INPUT FOR THIS TASK:
§ §
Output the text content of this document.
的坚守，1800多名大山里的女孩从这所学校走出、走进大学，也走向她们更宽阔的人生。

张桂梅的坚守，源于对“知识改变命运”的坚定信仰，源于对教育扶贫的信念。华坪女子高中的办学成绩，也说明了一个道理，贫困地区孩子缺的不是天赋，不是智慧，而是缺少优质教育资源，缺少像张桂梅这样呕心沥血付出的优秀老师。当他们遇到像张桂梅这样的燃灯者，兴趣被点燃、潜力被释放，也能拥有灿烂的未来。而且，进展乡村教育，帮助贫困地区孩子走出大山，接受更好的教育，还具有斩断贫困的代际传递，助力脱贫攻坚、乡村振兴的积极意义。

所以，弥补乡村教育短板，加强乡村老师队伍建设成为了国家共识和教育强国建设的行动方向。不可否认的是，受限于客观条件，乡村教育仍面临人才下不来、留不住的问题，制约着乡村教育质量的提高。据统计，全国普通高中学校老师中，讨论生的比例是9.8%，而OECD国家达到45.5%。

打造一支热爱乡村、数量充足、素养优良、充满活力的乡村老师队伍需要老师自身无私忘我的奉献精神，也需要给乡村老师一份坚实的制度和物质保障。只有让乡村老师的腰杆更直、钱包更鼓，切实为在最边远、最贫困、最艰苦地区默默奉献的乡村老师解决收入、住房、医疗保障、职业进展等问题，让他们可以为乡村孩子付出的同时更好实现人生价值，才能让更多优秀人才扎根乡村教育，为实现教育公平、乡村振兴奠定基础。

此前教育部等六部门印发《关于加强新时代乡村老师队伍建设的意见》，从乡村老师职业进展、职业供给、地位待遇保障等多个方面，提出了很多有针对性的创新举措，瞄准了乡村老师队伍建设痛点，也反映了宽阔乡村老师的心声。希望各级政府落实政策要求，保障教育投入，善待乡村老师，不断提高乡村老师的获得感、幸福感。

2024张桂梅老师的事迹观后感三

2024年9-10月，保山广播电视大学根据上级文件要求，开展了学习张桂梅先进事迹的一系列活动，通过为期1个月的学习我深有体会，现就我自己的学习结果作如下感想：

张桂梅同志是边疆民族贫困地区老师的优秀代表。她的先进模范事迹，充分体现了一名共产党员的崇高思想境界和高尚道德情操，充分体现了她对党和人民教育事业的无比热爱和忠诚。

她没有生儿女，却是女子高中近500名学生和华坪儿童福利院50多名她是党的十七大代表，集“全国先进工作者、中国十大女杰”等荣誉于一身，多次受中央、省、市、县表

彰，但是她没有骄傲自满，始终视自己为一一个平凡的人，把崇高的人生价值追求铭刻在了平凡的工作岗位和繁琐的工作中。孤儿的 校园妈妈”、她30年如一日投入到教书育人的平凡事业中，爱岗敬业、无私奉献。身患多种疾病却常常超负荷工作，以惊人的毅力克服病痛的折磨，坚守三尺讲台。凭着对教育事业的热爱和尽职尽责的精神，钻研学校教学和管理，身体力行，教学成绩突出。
§ §
Copy all the entries verbatim.

RESPONSE TO THE EXERCISE:
Output the text content of this document.
的坚守，1800多名大山里的女孩从这所学校走出、走进大学，也走向她们更宽阔的人生。

张桂梅的坚守，源于对“知识改变命运”的坚定信仰，源于对教育扶贫的信念。华坪女子高中的办学成绩，也说明了一个道理，贫困地区孩子缺的不是天赋，不是智慧，而是缺少优质教育资源，缺少像张桂梅这样呕心沥血付出的优秀老师。当他们遇到像张桂梅这样的燃灯者，兴趣被点燃、潜力被释放，也能拥有灿烂的未来。而且，进展乡村教育，帮助贫困地区孩子走出大山，接受更好的教育，还具有斩断贫困的代际传递，助力脱贫攻坚、乡村振兴的积极意义。

所以，弥补乡村教育短板，加强乡村老师队伍建设成为了国家共识和教育强国建设的行动方向。不可否认的是，受限于客观条件，乡村教育仍面临人才下不来、留不住的问题，制约着乡村教育质量的提高。据统计，全国普通高中学校老师中，讨论生的比例是9.8%，而OECD国家达到45.5%。

打造一支热爱乡村、数量充足、素养优良、充满活力的乡村老师队伍需要老师自身无私忘我的奉献精神，也需要给乡村老师一份坚实的制度和物质保障。只有让乡村老师的腰杆更直、钱包更鼓，切实为在最边远、最贫困、最艰苦地区默默奉献的乡村老师解决收入、住房、医疗保障、职业进展等问题，让他们可以为乡村孩子付出的同时更好实现人生价值，才能让更多优秀人才扎根乡村教育，为实现教育公平、乡村振兴奠定基础。

此前教育部等六部门印发《关于加强新时代乡村老师队伍建设的意见》，从乡村老师职业进展、职业供给、地位待遇保障等多个方面，提出了很多有针对性的创新举措，瞄准了乡村老师队伍建设痛点，也反映了宽阔乡村老师的心声。希望各级政府落实政策要求，保障教育投入，善待乡村老师，不断提高乡村老师的获得感、幸福感。

2024张桂梅老师的事迹观后感三

2024年9-10月，保山广播电视大学根据上级文件要求，开展了学习张桂梅先进事迹的一系列活动，通过为期1个月的学习我深有体会，现就我自己的学习结果作如下感想：

张桂梅同志是边疆民族贫困地区老师的优秀代表。她的先进模范事迹，充分体现了一名共产党员的崇高思想境界和高尚道德情操，充分体现了她对党和人民教育事业的无比热爱和忠诚。

她没有生儿女，却是女子高中近500名学生和华坪儿童福利院50多名她是党的十七大代表，集“全国先进工作者、中国十大女杰”等荣誉于一身，多次受中央、省、市、县表

彰，但是她没有骄傲自满，始终视自己为一一个平凡的人，把崇高的人生价值追求铭刻在了平凡的工作岗位和繁琐的工作中。孤儿的 校园妈妈”、她30年如一日投入到教书育人的平凡事业中，爱岗敬业、无私奉献。身患多种疾病却常常超负荷工作，以惊人的毅力克服病痛的折磨，坚守三尺讲台。凭着对教育事业的热爱和尽职尽责的精神，钻研学校教学和管理，身体力行，教学成绩突出。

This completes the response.